## What is asked
Collect each line of the entries that holds the string "យករដ".

## Given entries
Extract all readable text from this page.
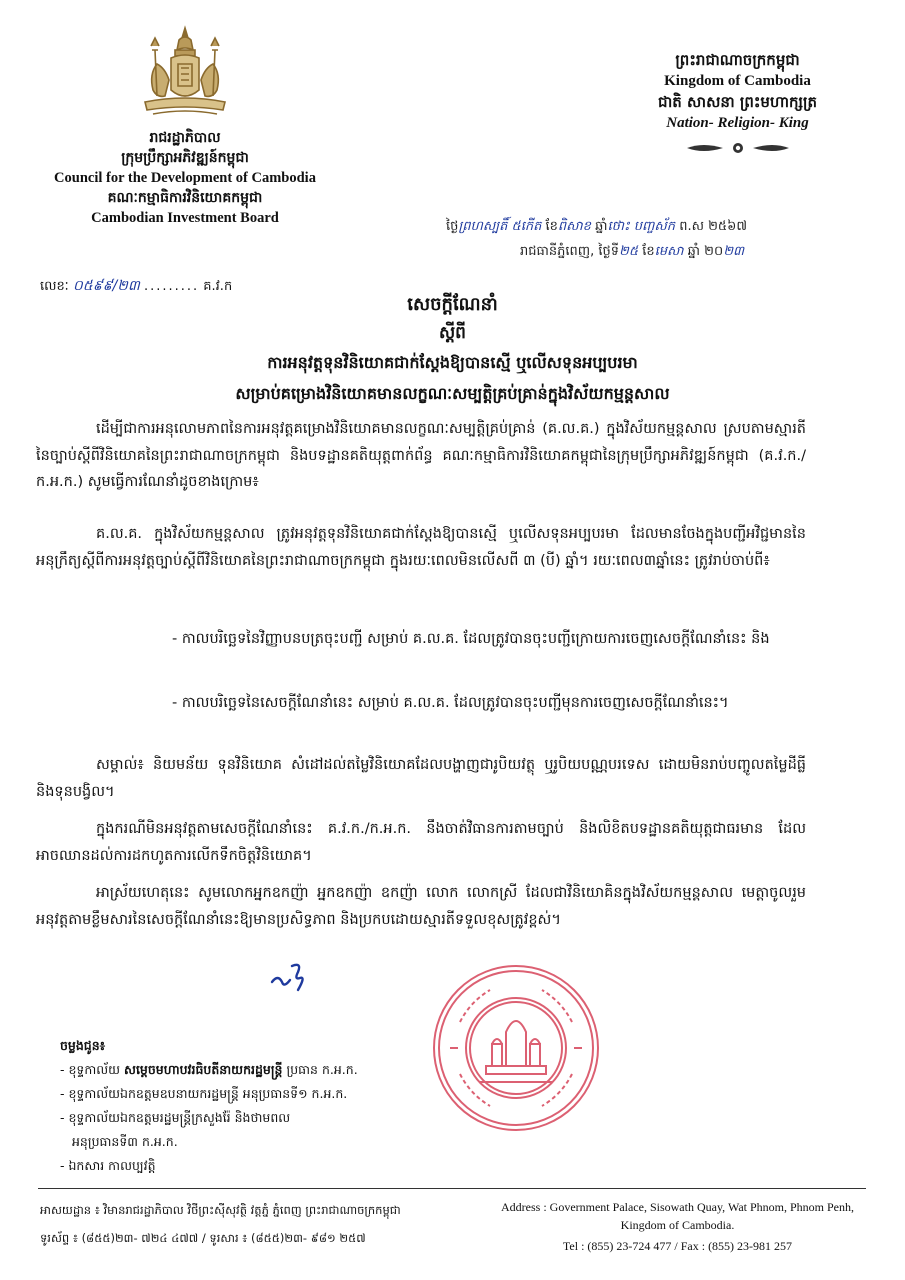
រាជរដ្ឋាភិបាល
ក្រុមប្រឹក្សាអភិវឌ្ឍន៍កម្ពុជា
Council for the Development of Cambodia
គណៈកម្មាធិការវិនិយោគកម្ពុជា
Cambodian Investment Board
ព្រះរាជាណាចក្រកម្ពុជា
Kingdom of Cambodia
ជាតិ សាសនា ព្រះមហាក្សត្រ
Nation- Religion- King
ថ្ងៃព្រហស្បតិ៍ ៥កើត ខែពិសាខ ឆ្នាំថោះ បញ្ចស័ក ព.ស ២៥៦៧
រាជធានីភ្នំពេញ, ថ្ងៃទី២៥ ខែមេសា ឆ្នាំ ២០២៣
លេខៈ ០៥៩៩/២៣ ......... គ.វ.ក
សេចក្តីណែនាំ
ស្តីពី
ការអនុវត្តទុនវិនិយោគជាក់ស្តែងឱ្យបានស្មើ ឬលើសទុនអប្បបរមា
សម្រាប់គម្រោងវិនិយោគមានលក្ខណៈសម្បត្តិគ្រប់គ្រាន់ក្នុងវិស័យកម្មន្តសាល
ដើម្បីជាការអនុលោមភាពនៃការអនុវត្តគម្រោងវិនិយោគមានលក្ខណៈសម្បត្តិគ្រប់គ្រាន់ (គ.ល.គ.) ក្នុងវិស័យកម្មន្តសាល ស្របតាមស្មារតីនៃច្បាប់ស្តីពីវិនិយោគនៃព្រះរាជាណាចក្រកម្ពុជា និងបទដ្ឋានគតិយុត្តពាក់ព័ន្ធ គណៈកម្មាធិការវិនិយោគកម្ពុជានៃក្រុមប្រឹក្សាអភិវឌ្ឍន៍កម្ពុជា (គ.វ.ក./ក.អ.ក.) សូមធ្វើការណែនាំដូចខាងក្រោម៖
គ.ល.គ. ក្នុងវិស័យកម្មន្តសាល ត្រូវអនុវត្តទុនវិនិយោគជាក់ស្តែងឱ្យបានស្មើ ឬលើសទុនអប្បបរមា ដែលមានចែងក្នុងបញ្ជីអវិជ្ជមាននៃអនុក្រឹត្យស្តីពីការអនុវត្តច្បាប់ស្តីពីវិនិយោគនៃព្រះរាជាណាចក្រកម្ពុជា ក្នុងរយៈពេលមិនលើសពី ៣ (បី) ឆ្នាំ។ រយៈពេល៣ឆ្នាំនេះ ត្រូវរាប់ចាប់ពី៖
- កាលបរិច្ឆេទនៃវិញ្ញាបនបត្រចុះបញ្ជី សម្រាប់ គ.ល.គ. ដែលត្រូវបានចុះបញ្ជីក្រោយការចេញសេចក្តីណែនាំនេះ និង
- កាលបរិច្ឆេទនៃសេចក្តីណែនាំនេះ សម្រាប់ គ.ល.គ. ដែលត្រូវបានចុះបញ្ជីមុនការចេញសេចក្តីណែនាំនេះ។
សម្គាល់៖ និយមន័យ ទុនវិនិយោគ សំដៅដល់តម្លៃវិនិយោគដែលបង្ហាញជារូបិយវត្ថុ ឬរូបិយបណ្ណបរទេស ដោយមិនរាប់បញ្ចូលតម្លៃដីធ្លី និងទុនបង្វិល។
ក្នុងករណីមិនអនុវត្តតាមសេចក្តីណែនាំនេះ គ.វ.ក./ក.អ.ក. នឹងចាត់វិធានការតាមច្បាប់ និងលិខិតបទដ្ឋានគតិយុត្តជាធរមាន ដែលអាចឈានដល់ការដកហូតការលើកទឹកចិត្តវិនិយោគ។
អាស្រ័យហេតុនេះ សូមលោកអ្នកឧកញ៉ា អ្នកឧកញ៉ា ឧកញ៉ា លោក លោកស្រី ដែលជាវិនិយោគិនក្នុងវិស័យកម្មន្តសាល មេត្តាចូលរួមអនុវត្តតាមខ្លឹមសារនៃសេចក្តីណែនាំនេះឱ្យមានប្រសិទ្ធភាព និងប្រកបដោយស្មារតីទទួលខុសត្រូវខ្ពស់។
ចម្លងជូន៖
- ខុទ្ទកាល័យ សម្តេចមហាបវរធិបតីនាយករដ្ឋមន្ត្រី ប្រធាន ក.អ.ក.
- ខុទ្ទកាល័យឯកឧត្តមឧបនាយករដ្ឋមន្ត្រី អនុប្រធានទី១ ក.អ.ក.
- ខុទ្ទកាល័យឯកឧត្តមរដ្ឋមន្ត្រីក្រសួងរ៉ែ និងថាមពល
អនុប្រធានទី៣ ក.អ.ក.
- ឯកសារ កាលប្បវត្តិ
អាសយដ្ឋាន ៖ វិមានរាជរដ្ឋាភិបាល វិថីព្រះស៊ីសុវត្ថិ វត្តភ្នំ ភ្នំពេញ ព្រះរាជាណាចក្រកម្ពុជា
ទូរស័ព្ទ ៖ (៨៥៥)២៣- ៧២៤ ៤៧៧ / ទូរសារ ៖ (៨៥៥)២៣- ៩៨១ ២៥៧
Address : Government Palace, Sisowath Quay, Wat Phnom, Phnom Penh,
Kingdom of Cambodia.
Tel : (855) 23-724 477 / Fax : (855) 23-981 257
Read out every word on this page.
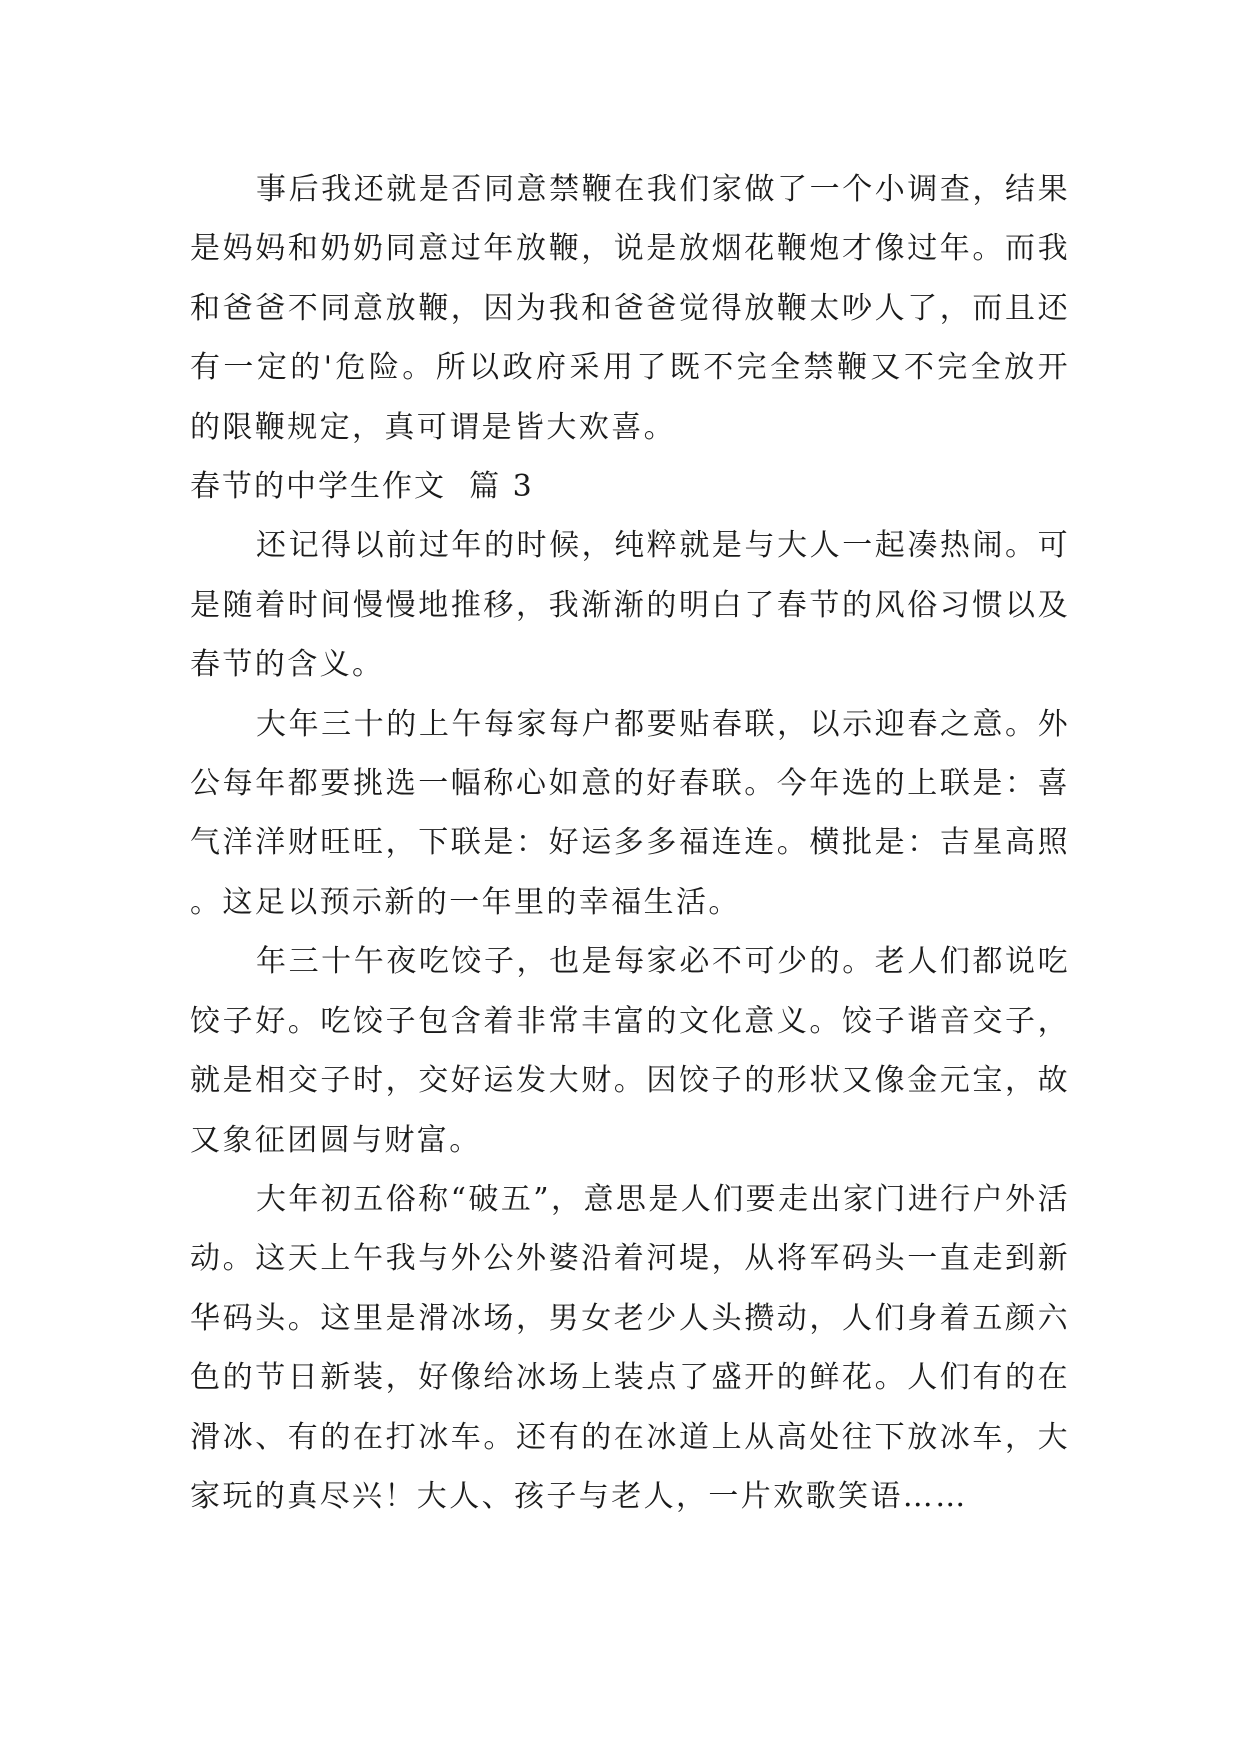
事后我还就是否同意禁鞭在我们家做了一个小调查，结果是妈妈和奶奶同意过年放鞭，说是放烟花鞭炮才像过年。而我和爸爸不同意放鞭，因为我和爸爸觉得放鞭太吵人了，而且还有一定的'危险。所以政府采用了既不完全禁鞭又不完全放开的限鞭规定，真可谓是皆大欢喜。

春节的中学生作文  篇 3

还记得以前过年的时候，纯粹就是与大人一起凑热闹。可是随着时间慢慢地推移，我渐渐的明白了春节的风俗习惯以及春节的含义。

大年三十的上午每家每户都要贴春联，以示迎春之意。外公每年都要挑选一幅称心如意的好春联。今年选的上联是：喜气洋洋财旺旺，下联是：好运多多福连连。横批是：吉星高照。这足以预示新的一年里的幸福生活。

年三十午夜吃饺子，也是每家必不可少的。老人们都说吃饺子好。吃饺子包含着非常丰富的文化意义。饺子谐音交子，就是相交子时，交好运发大财。因饺子的形状又像金元宝，故又象征团圆与财富。

大年初五俗称“破五”，意思是人们要走出家门进行户外活动。这天上午我与外公外婆沿着河堤，从将军码头一直走到新华码头。这里是滑冰场，男女老少人头攒动，人们身着五颜六色的节日新装，好像给冰场上装点了盛开的鲜花。人们有的在滑冰、有的在打冰车。还有的在冰道上从高处往下放冰车，大家玩的真尽兴！大人、孩子与老人，一片欢歌笑语……
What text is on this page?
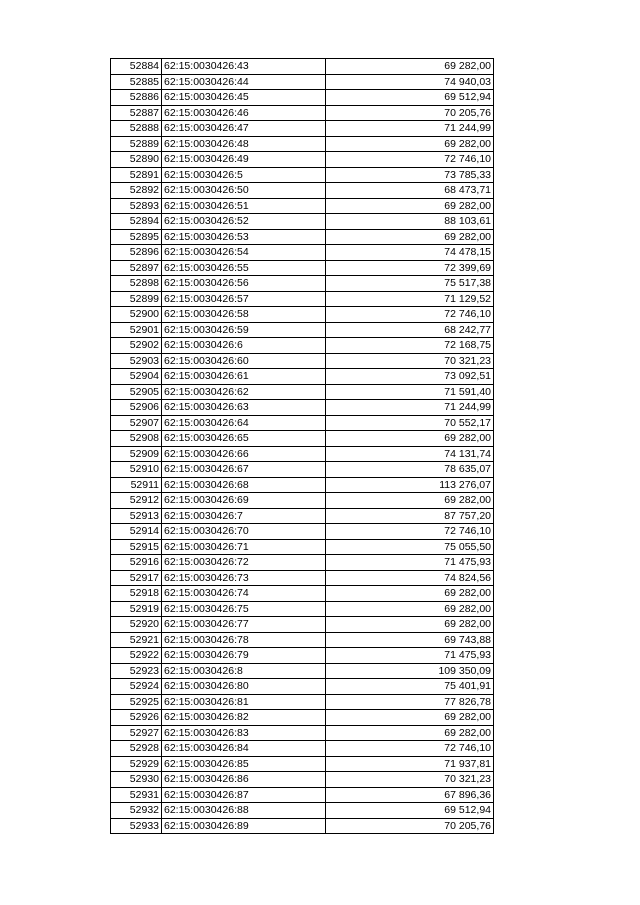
52884	62:15:0030426:43	69 282,00
52885	62:15:0030426:44	74 940,03
52886	62:15:0030426:45	69 512,94
52887	62:15:0030426:46	70 205,76
52888	62:15:0030426:47	71 244,99
52889	62:15:0030426:48	69 282,00
52890	62:15:0030426:49	72 746,10
52891	62:15:0030426:5	73 785,33
52892	62:15:0030426:50	68 473,71
52893	62:15:0030426:51	69 282,00
52894	62:15:0030426:52	88 103,61
52895	62:15:0030426:53	69 282,00
52896	62:15:0030426:54	74 478,15
52897	62:15:0030426:55	72 399,69
52898	62:15:0030426:56	75 517,38
52899	62:15:0030426:57	71 129,52
52900	62:15:0030426:58	72 746,10
52901	62:15:0030426:59	68 242,77
52902	62:15:0030426:6	72 168,75
52903	62:15:0030426:60	70 321,23
52904	62:15:0030426:61	73 092,51
52905	62:15:0030426:62	71 591,40
52906	62:15:0030426:63	71 244,99
52907	62:15:0030426:64	70 552,17
52908	62:15:0030426:65	69 282,00
52909	62:15:0030426:66	74 131,74
52910	62:15:0030426:67	78 635,07
52911	62:15:0030426:68	113 276,07
52912	62:15:0030426:69	69 282,00
52913	62:15:0030426:7	87 757,20
52914	62:15:0030426:70	72 746,10
52915	62:15:0030426:71	75 055,50
52916	62:15:0030426:72	71 475,93
52917	62:15:0030426:73	74 824,56
52918	62:15:0030426:74	69 282,00
52919	62:15:0030426:75	69 282,00
52920	62:15:0030426:77	69 282,00
52921	62:15:0030426:78	69 743,88
52922	62:15:0030426:79	71 475,93
52923	62:15:0030426:8	109 350,09
52924	62:15:0030426:80	75 401,91
52925	62:15:0030426:81	77 826,78
52926	62:15:0030426:82	69 282,00
52927	62:15:0030426:83	69 282,00
52928	62:15:0030426:84	72 746,10
52929	62:15:0030426:85	71 937,81
52930	62:15:0030426:86	70 321,23
52931	62:15:0030426:87	67 896,36
52932	62:15:0030426:88	69 512,94
52933	62:15:0030426:89	70 205,76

## Solved exercise
- ខុទ្ទកាល័យ សម្តេចមហាបវរធិបតីនាយករដ្ឋមន្ត្រី ប្រធាន ក.អ.ក.
- ខុទ្ទកាល័យឯកឧត្តមឧបនាយករដ្ឋមន្ត្រី អនុប្រធានទី១ ក.អ.ក.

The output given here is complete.